SET TASK:
Retype the following lines word for word, with no changes.

Element location listings
☆ ☆ ☆ ☆ ☆

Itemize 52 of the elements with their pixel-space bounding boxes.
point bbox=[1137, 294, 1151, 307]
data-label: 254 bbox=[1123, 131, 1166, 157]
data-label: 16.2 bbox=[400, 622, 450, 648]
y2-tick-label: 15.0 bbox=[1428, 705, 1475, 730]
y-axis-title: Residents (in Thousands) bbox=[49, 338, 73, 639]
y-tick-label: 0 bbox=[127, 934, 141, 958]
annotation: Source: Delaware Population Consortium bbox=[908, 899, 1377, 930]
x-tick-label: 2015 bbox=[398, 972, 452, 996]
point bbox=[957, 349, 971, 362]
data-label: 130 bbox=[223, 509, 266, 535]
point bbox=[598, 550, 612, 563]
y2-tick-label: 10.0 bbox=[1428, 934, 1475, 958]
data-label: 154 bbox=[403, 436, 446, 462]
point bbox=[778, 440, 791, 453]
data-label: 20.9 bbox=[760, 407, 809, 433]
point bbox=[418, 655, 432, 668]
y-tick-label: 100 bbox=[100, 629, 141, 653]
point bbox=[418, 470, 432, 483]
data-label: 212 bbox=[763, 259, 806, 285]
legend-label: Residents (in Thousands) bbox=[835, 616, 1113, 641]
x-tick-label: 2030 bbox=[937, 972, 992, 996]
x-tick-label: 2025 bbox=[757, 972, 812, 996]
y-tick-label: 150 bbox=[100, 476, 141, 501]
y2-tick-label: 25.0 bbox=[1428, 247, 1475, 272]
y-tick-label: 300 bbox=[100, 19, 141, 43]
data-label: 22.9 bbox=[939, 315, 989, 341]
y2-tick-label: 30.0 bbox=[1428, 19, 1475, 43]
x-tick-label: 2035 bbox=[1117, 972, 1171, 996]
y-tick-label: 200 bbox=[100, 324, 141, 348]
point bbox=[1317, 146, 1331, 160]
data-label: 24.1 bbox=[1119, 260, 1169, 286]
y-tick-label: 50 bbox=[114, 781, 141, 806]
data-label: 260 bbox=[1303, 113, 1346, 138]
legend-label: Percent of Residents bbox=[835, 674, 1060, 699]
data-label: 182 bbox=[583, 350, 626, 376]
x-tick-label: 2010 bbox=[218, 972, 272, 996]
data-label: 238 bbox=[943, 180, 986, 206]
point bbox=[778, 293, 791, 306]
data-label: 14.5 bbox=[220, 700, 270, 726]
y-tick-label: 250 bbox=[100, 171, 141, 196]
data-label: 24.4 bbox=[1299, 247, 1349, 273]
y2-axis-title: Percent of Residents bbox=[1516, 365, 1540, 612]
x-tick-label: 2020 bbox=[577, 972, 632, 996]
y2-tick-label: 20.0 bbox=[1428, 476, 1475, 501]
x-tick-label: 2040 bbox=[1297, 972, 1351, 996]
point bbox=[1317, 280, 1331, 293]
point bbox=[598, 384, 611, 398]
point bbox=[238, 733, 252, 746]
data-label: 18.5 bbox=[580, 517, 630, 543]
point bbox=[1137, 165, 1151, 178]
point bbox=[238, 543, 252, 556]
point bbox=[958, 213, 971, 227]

☆ ☆ ☆ ☆ ☆

TASK OUTPUT:
Itemize 52 of the elements with their pixel-space bounding boxes.
point bbox=[1137, 294, 1151, 307]
data-label: 254 bbox=[1123, 131, 1166, 157]
data-label: 16.2 bbox=[400, 622, 450, 648]
y2-tick-label: 15.0 bbox=[1428, 705, 1475, 730]
y-axis-title: Residents (in Thousands) bbox=[49, 338, 73, 639]
y-tick-label: 0 bbox=[127, 934, 141, 958]
annotation: Source: Delaware Population Consortium bbox=[908, 899, 1377, 930]
x-tick-label: 2015 bbox=[398, 972, 452, 996]
point bbox=[957, 349, 971, 362]
data-label: 130 bbox=[223, 509, 266, 535]
point bbox=[598, 550, 612, 563]
y2-tick-label: 10.0 bbox=[1428, 934, 1475, 958]
data-label: 154 bbox=[403, 436, 446, 462]
point bbox=[778, 440, 791, 453]
data-label: 20.9 bbox=[760, 407, 809, 433]
point bbox=[418, 655, 432, 668]
y-tick-label: 100 bbox=[100, 629, 141, 653]
point bbox=[418, 470, 432, 483]
data-label: 212 bbox=[763, 259, 806, 285]
legend-label: Residents (in Thousands) bbox=[835, 616, 1113, 641]
x-tick-label: 2030 bbox=[937, 972, 992, 996]
x-tick-label: 2025 bbox=[757, 972, 812, 996]
y-tick-label: 150 bbox=[100, 476, 141, 501]
y2-tick-label: 25.0 bbox=[1428, 247, 1475, 272]
y-tick-label: 300 bbox=[100, 19, 141, 43]
data-label: 22.9 bbox=[939, 315, 989, 341]
y2-tick-label: 30.0 bbox=[1428, 19, 1475, 43]
x-tick-label: 2035 bbox=[1117, 972, 1171, 996]
y-tick-label: 200 bbox=[100, 324, 141, 348]
point bbox=[1317, 146, 1331, 160]
data-label: 24.1 bbox=[1119, 260, 1169, 286]
y-tick-label: 50 bbox=[114, 781, 141, 806]
data-label: 260 bbox=[1303, 113, 1346, 138]
legend-label: Percent of Residents bbox=[835, 674, 1060, 699]
data-label: 182 bbox=[583, 350, 626, 376]
x-tick-label: 2010 bbox=[218, 972, 272, 996]
data-label: 238 bbox=[943, 180, 986, 206]
point bbox=[778, 293, 791, 306]
data-label: 14.5 bbox=[220, 700, 270, 726]
y-tick-label: 250 bbox=[100, 171, 141, 196]
data-label: 24.4 bbox=[1299, 247, 1349, 273]
y2-axis-title: Percent of Residents bbox=[1516, 365, 1540, 612]
x-tick-label: 2020 bbox=[577, 972, 632, 996]
y2-tick-label: 20.0 bbox=[1428, 476, 1475, 501]
x-tick-label: 2040 bbox=[1297, 972, 1351, 996]
point bbox=[1317, 280, 1331, 293]
point bbox=[598, 384, 611, 398]
point bbox=[238, 733, 252, 746]
data-label: 18.5 bbox=[580, 517, 630, 543]
point bbox=[1137, 165, 1151, 178]
point bbox=[238, 543, 252, 556]
point bbox=[958, 213, 971, 227]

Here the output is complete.